- _EXERCISE OBJECTIVE_:
Repeat the data verbatim.
* Start INFORMATION GIVEN *
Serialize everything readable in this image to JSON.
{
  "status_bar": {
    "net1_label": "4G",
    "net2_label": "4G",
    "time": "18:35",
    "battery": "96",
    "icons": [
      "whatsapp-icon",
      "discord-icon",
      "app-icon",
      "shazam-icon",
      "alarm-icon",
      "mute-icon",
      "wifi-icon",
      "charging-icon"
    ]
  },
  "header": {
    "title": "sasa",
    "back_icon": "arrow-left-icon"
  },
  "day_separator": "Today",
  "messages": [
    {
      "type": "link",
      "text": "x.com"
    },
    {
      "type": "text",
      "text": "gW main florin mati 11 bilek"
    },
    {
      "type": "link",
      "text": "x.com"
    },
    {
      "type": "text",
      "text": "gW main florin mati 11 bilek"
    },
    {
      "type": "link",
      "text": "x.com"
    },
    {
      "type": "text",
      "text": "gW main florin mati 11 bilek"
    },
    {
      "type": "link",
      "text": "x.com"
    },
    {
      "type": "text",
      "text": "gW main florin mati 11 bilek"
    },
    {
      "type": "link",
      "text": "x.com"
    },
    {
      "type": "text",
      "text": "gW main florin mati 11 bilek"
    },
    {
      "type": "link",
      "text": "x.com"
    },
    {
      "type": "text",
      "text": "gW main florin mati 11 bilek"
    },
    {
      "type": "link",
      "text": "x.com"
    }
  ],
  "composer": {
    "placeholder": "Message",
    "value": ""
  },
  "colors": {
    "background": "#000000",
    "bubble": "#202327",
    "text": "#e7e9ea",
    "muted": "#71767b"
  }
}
* End INFORMATION GIVEN *
- _COMPLETE ANSWER_:
Serialize everything readable in this image to JSON.
{
  "status_bar": {
    "net1_label": "4G",
    "net2_label": "4G",
    "time": "18:35",
    "battery": "96",
    "icons": [
      "whatsapp-icon",
      "discord-icon",
      "app-icon",
      "shazam-icon",
      "alarm-icon",
      "mute-icon",
      "wifi-icon",
      "charging-icon"
    ]
  },
  "header": {
    "title": "sasa",
    "back_icon": "arrow-left-icon"
  },
  "day_separator": "Today",
  "messages": [
    {
      "type": "link",
      "text": "x.com"
    },
    {
      "type": "text",
      "text": "gW main florin mati 11 bilek"
    },
    {
      "type": "link",
      "text": "x.com"
    },
    {
      "type": "text",
      "text": "gW main florin mati 11 bilek"
    },
    {
      "type": "link",
      "text": "x.com"
    },
    {
      "type": "text",
      "text": "gW main florin mati 11 bilek"
    },
    {
      "type": "link",
      "text": "x.com"
    },
    {
      "type": "text",
      "text": "gW main florin mati 11 bilek"
    },
    {
      "type": "link",
      "text": "x.com"
    },
    {
      "type": "text",
      "text": "gW main florin mati 11 bilek"
    },
    {
      "type": "link",
      "text": "x.com"
    },
    {
      "type": "text",
      "text": "gW main florin mati 11 bilek"
    },
    {
      "type": "link",
      "text": "x.com"
    }
  ],
  "composer": {
    "placeholder": "Message",
    "value": ""
  },
  "colors": {
    "background": "#000000",
    "bubble": "#202327",
    "text": "#e7e9ea",
    "muted": "#71767b"
  }
}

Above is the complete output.